*WORK TO COMPLETE*. Find each line with the string "Pulse" and report it.

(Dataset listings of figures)
..............................
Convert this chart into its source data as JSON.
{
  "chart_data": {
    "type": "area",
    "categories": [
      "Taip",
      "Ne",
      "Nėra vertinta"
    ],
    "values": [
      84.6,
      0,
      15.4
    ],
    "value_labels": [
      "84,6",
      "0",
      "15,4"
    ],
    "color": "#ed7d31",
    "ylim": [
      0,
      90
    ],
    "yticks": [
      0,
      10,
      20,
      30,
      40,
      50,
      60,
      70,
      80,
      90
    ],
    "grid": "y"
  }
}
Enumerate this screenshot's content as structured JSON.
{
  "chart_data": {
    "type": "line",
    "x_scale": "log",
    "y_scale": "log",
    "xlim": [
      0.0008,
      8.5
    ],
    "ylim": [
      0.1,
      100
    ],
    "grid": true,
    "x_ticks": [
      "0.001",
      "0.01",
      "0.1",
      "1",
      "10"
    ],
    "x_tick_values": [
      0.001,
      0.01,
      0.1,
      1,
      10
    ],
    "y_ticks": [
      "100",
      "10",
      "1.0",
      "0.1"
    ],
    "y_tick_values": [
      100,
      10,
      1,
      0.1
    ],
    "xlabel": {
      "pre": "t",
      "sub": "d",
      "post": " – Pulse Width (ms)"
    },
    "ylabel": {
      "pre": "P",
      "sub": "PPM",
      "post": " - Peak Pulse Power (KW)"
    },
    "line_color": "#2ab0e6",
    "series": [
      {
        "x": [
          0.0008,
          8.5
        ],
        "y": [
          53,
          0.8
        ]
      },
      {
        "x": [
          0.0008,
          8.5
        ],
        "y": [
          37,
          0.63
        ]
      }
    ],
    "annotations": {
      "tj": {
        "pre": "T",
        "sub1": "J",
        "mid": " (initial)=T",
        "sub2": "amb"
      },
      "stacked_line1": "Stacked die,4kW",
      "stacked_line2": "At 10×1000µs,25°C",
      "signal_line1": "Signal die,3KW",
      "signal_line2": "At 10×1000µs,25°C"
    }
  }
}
..............................
*TASK SOLUTION*.
      "post": " – Pulse Width (ms)"
      "post": " - Peak Pulse Power (KW)"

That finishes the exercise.